[begin Material for this exercise]

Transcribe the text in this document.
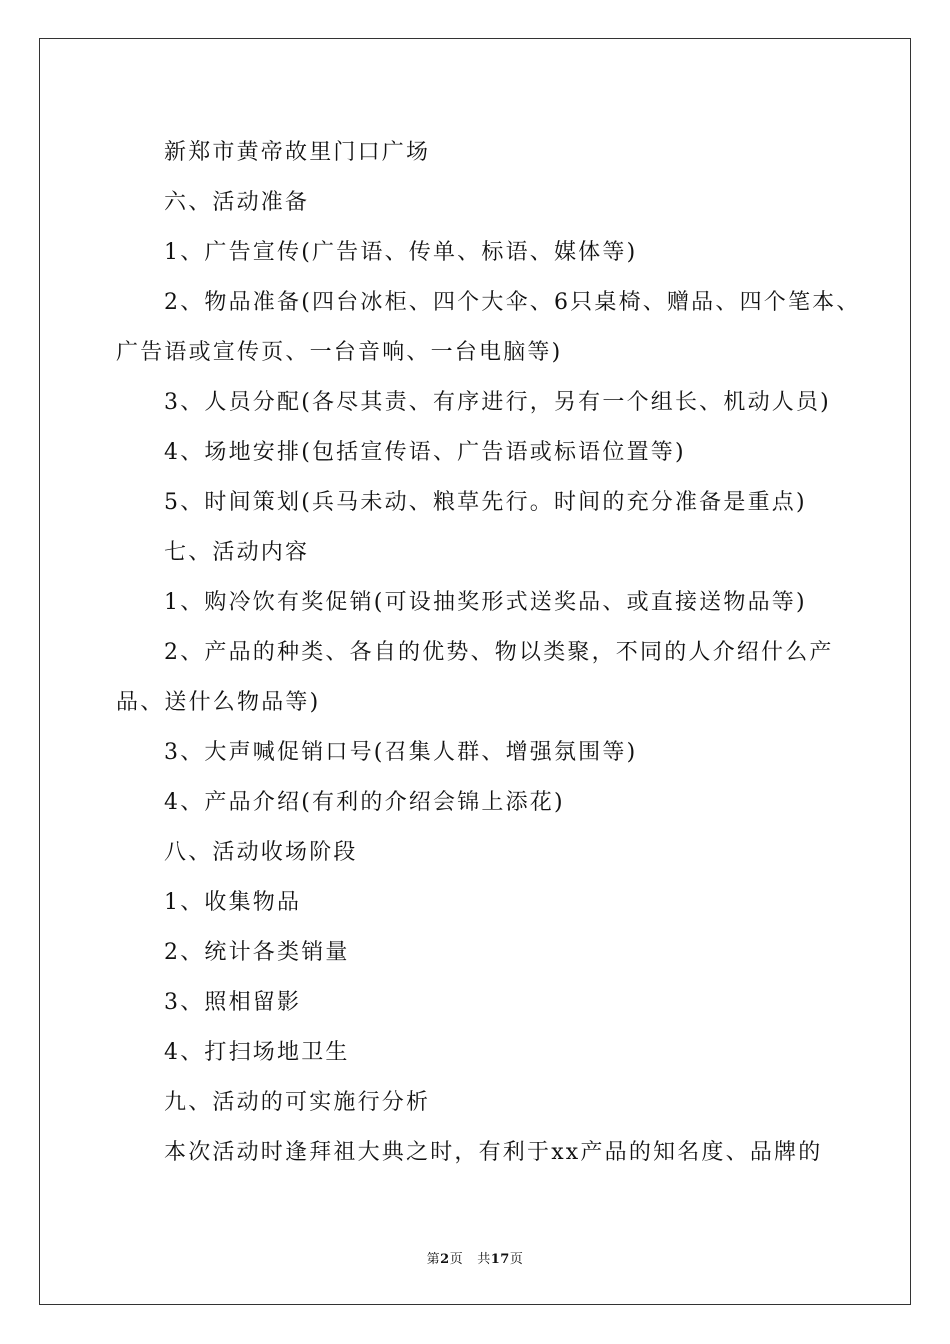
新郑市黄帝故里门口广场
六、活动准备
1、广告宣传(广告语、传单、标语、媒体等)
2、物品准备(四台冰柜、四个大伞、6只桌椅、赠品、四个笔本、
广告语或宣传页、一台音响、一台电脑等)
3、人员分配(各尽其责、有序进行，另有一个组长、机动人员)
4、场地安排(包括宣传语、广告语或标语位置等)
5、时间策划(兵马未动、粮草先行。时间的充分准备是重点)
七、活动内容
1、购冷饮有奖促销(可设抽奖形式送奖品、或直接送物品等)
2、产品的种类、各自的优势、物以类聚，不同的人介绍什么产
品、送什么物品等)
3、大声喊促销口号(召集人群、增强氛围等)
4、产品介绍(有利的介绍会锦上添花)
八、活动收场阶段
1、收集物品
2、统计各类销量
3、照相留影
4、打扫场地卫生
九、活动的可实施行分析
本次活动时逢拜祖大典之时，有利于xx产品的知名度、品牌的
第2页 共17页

[end Material for this exercise]
[begin Material for this exercise]

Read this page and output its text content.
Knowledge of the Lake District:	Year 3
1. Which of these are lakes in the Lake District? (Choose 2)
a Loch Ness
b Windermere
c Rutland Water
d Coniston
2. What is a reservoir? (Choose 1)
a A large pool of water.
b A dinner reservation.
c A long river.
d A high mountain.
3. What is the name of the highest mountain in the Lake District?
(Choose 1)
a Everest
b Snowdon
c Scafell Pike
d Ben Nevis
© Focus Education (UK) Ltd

[end Material for this exercise]

## What is expected
Pick out each line containing the string "text" and copy it.

## The solution
Transcribe the text in this document.
Read this page and output its text content.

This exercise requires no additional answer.